** WHAT IS NEEDED **
Copy all of the material exactly. Pictures are not to appear in the copy.

(Stored items from a collection)
----------

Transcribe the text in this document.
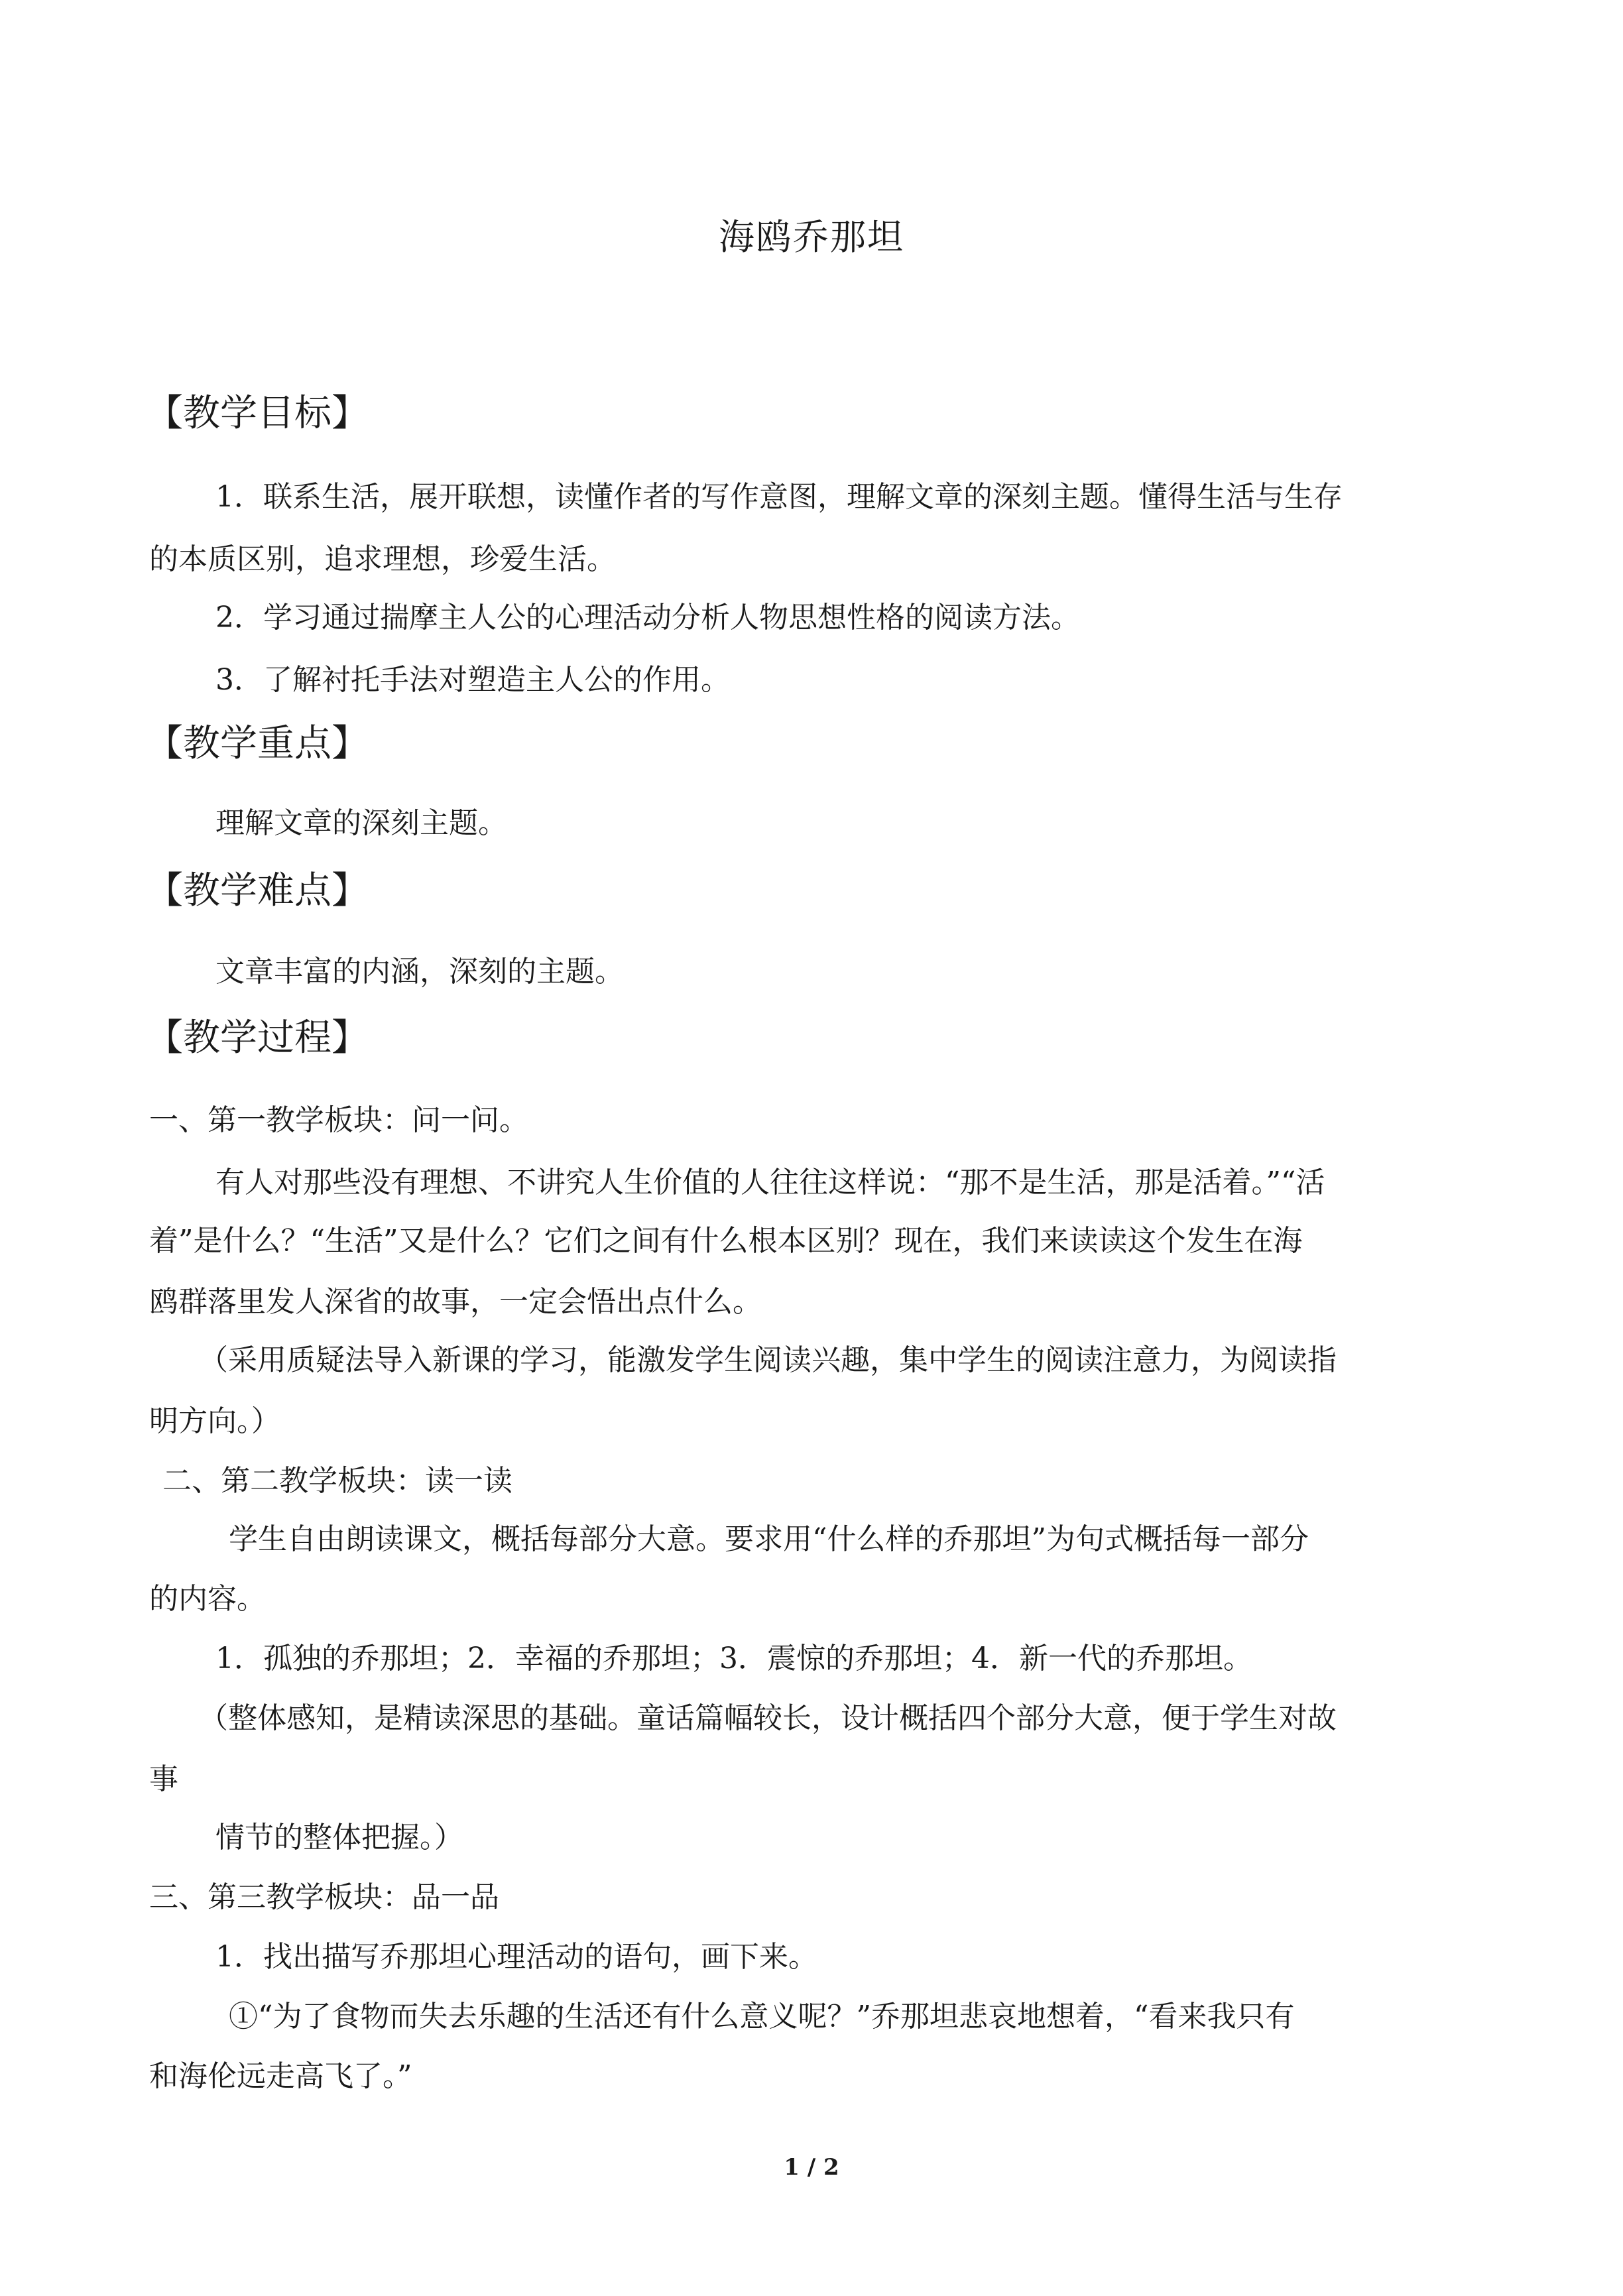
海鸥乔那坦
【教学目标】

1．联系生活，展开联想，读懂作者的写作意图，理解文章的深刻主题。懂得生活与生存

的本质区别，追求理想，珍爱生活。

2．学习通过揣摩主人公的心理活动分析人物思想性格的阅读方法。

3．了解衬托手法对塑造主人公的作用。

【教学重点】

理解文章的深刻主题。

【教学难点】

文章丰富的内涵，深刻的主题。

【教学过程】

一、第一教学板块：问一问。

有人对那些没有理想、不讲究人生价值的人往往这样说：“那不是生活，那是活着。”“活

着”是什么？“生活”又是什么？它们之间有什么根本区别？现在，我们来读读这个发生在海

鸥群落里发人深省的故事，一定会悟出点什么。

（采用质疑法导入新课的学习，能激发学生阅读兴趣，集中学生的阅读注意力，为阅读指

明方向。）

二、第二教学板块：读一读

学生自由朗读课文，概括每部分大意。要求用“什么样的乔那坦”为句式概括每一部分

的内容。

1．孤独的乔那坦；2．幸福的乔那坦；3．震惊的乔那坦；4．新一代的乔那坦。

（整体感知，是精读深思的基础。童话篇幅较长，设计概括四个部分大意，便于学生对故

事

情节的整体把握。）

三、第三教学板块：品一品

1．找出描写乔那坦心理活动的语句，画下来。

①“为了食物而失去乐趣的生活还有什么意义呢？”乔那坦悲哀地想着，“看来我只有

和海伦远走高飞了。”

1 / 2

----------

** EXERCISE SOLUTION **
Transcribe the text in this document.
海鸥乔那坦
【教学目标】

1．联系生活，展开联想，读懂作者的写作意图，理解文章的深刻主题。懂得生活与生存

的本质区别，追求理想，珍爱生活。

2．学习通过揣摩主人公的心理活动分析人物思想性格的阅读方法。

3．了解衬托手法对塑造主人公的作用。

【教学重点】

理解文章的深刻主题。

【教学难点】

文章丰富的内涵，深刻的主题。

【教学过程】

一、第一教学板块：问一问。

有人对那些没有理想、不讲究人生价值的人往往这样说：“那不是生活，那是活着。”“活

着”是什么？“生活”又是什么？它们之间有什么根本区别？现在，我们来读读这个发生在海

鸥群落里发人深省的故事，一定会悟出点什么。

（采用质疑法导入新课的学习，能激发学生阅读兴趣，集中学生的阅读注意力，为阅读指

明方向。）

二、第二教学板块：读一读

学生自由朗读课文，概括每部分大意。要求用“什么样的乔那坦”为句式概括每一部分

的内容。

1．孤独的乔那坦；2．幸福的乔那坦；3．震惊的乔那坦；4．新一代的乔那坦。

（整体感知，是精读深思的基础。童话篇幅较长，设计概括四个部分大意，便于学生对故

事

情节的整体把握。）

三、第三教学板块：品一品

1．找出描写乔那坦心理活动的语句，画下来。

①“为了食物而失去乐趣的生活还有什么意义呢？”乔那坦悲哀地想着，“看来我只有

和海伦远走高飞了。”

1 / 2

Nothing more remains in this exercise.